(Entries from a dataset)
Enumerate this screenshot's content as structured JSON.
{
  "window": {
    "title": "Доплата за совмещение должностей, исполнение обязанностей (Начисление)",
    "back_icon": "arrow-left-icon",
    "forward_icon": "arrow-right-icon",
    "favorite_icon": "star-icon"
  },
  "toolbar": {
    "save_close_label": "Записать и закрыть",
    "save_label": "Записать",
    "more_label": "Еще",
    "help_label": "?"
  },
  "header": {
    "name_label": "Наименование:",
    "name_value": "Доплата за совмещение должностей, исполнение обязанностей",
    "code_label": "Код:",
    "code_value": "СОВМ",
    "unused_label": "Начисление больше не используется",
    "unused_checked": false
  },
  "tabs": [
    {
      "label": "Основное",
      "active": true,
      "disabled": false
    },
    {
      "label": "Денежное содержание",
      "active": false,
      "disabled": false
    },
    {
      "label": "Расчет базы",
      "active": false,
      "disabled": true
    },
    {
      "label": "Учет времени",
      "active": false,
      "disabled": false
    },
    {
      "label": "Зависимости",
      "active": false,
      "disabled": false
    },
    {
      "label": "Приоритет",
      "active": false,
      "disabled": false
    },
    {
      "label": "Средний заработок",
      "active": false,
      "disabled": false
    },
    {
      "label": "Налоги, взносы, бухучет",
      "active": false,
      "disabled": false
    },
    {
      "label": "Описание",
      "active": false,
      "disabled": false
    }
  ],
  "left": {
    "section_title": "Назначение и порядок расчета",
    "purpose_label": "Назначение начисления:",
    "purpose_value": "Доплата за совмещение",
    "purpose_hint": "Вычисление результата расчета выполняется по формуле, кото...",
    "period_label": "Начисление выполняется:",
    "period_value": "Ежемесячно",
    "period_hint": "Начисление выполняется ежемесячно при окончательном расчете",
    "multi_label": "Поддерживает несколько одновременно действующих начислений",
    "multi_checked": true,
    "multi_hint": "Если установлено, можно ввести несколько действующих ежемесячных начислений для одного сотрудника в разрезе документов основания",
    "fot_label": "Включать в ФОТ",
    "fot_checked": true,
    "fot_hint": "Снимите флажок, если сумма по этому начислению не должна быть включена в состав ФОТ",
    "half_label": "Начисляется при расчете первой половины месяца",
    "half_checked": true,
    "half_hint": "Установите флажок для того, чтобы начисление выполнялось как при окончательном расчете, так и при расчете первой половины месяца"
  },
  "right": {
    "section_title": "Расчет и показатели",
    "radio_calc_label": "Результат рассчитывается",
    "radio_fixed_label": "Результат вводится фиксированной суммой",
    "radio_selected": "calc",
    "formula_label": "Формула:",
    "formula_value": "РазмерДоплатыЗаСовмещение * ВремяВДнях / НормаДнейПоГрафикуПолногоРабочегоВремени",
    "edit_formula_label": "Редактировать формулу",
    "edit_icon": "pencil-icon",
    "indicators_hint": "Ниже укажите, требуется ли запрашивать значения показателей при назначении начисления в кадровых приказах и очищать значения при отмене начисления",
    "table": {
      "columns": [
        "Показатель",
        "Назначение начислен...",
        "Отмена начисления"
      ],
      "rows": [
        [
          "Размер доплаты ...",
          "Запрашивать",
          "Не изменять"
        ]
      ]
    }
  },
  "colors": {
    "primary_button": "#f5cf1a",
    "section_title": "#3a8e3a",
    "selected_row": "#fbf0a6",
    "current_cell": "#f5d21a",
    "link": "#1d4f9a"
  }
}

__TO DO__
Reproduce the full listing word for word.

__WRITTEN ANSWER__
Enumerate this screenshot's content as structured JSON.
{
  "window": {
    "title": "Доплата за совмещение должностей, исполнение обязанностей (Начисление)",
    "back_icon": "arrow-left-icon",
    "forward_icon": "arrow-right-icon",
    "favorite_icon": "star-icon"
  },
  "toolbar": {
    "save_close_label": "Записать и закрыть",
    "save_label": "Записать",
    "more_label": "Еще",
    "help_label": "?"
  },
  "header": {
    "name_label": "Наименование:",
    "name_value": "Доплата за совмещение должностей, исполнение обязанностей",
    "code_label": "Код:",
    "code_value": "СОВМ",
    "unused_label": "Начисление больше не используется",
    "unused_checked": false
  },
  "tabs": [
    {
      "label": "Основное",
      "active": true,
      "disabled": false
    },
    {
      "label": "Денежное содержание",
      "active": false,
      "disabled": false
    },
    {
      "label": "Расчет базы",
      "active": false,
      "disabled": true
    },
    {
      "label": "Учет времени",
      "active": false,
      "disabled": false
    },
    {
      "label": "Зависимости",
      "active": false,
      "disabled": false
    },
    {
      "label": "Приоритет",
      "active": false,
      "disabled": false
    },
    {
      "label": "Средний заработок",
      "active": false,
      "disabled": false
    },
    {
      "label": "Налоги, взносы, бухучет",
      "active": false,
      "disabled": false
    },
    {
      "label": "Описание",
      "active": false,
      "disabled": false
    }
  ],
  "left": {
    "section_title": "Назначение и порядок расчета",
    "purpose_label": "Назначение начисления:",
    "purpose_value": "Доплата за совмещение",
    "purpose_hint": "Вычисление результата расчета выполняется по формуле, кото...",
    "period_label": "Начисление выполняется:",
    "period_value": "Ежемесячно",
    "period_hint": "Начисление выполняется ежемесячно при окончательном расчете",
    "multi_label": "Поддерживает несколько одновременно действующих начислений",
    "multi_checked": true,
    "multi_hint": "Если установлено, можно ввести несколько действующих ежемесячных начислений для одного сотрудника в разрезе документов основания",
    "fot_label": "Включать в ФОТ",
    "fot_checked": true,
    "fot_hint": "Снимите флажок, если сумма по этому начислению не должна быть включена в состав ФОТ",
    "half_label": "Начисляется при расчете первой половины месяца",
    "half_checked": true,
    "half_hint": "Установите флажок для того, чтобы начисление выполнялось как при окончательном расчете, так и при расчете первой половины месяца"
  },
  "right": {
    "section_title": "Расчет и показатели",
    "radio_calc_label": "Результат рассчитывается",
    "radio_fixed_label": "Результат вводится фиксированной суммой",
    "radio_selected": "calc",
    "formula_label": "Формула:",
    "formula_value": "РазмерДоплатыЗаСовмещение * ВремяВДнях / НормаДнейПоГрафикуПолногоРабочегоВремени",
    "edit_formula_label": "Редактировать формулу",
    "edit_icon": "pencil-icon",
    "indicators_hint": "Ниже укажите, требуется ли запрашивать значения показателей при назначении начисления в кадровых приказах и очищать значения при отмене начисления",
    "table": {
      "columns": [
        "Показатель",
        "Назначение начислен...",
        "Отмена начисления"
      ],
      "rows": [
        [
          "Размер доплаты ...",
          "Запрашивать",
          "Не изменять"
        ]
      ]
    }
  },
  "colors": {
    "primary_button": "#f5cf1a",
    "section_title": "#3a8e3a",
    "selected_row": "#fbf0a6",
    "current_cell": "#f5d21a",
    "link": "#1d4f9a"
  }
}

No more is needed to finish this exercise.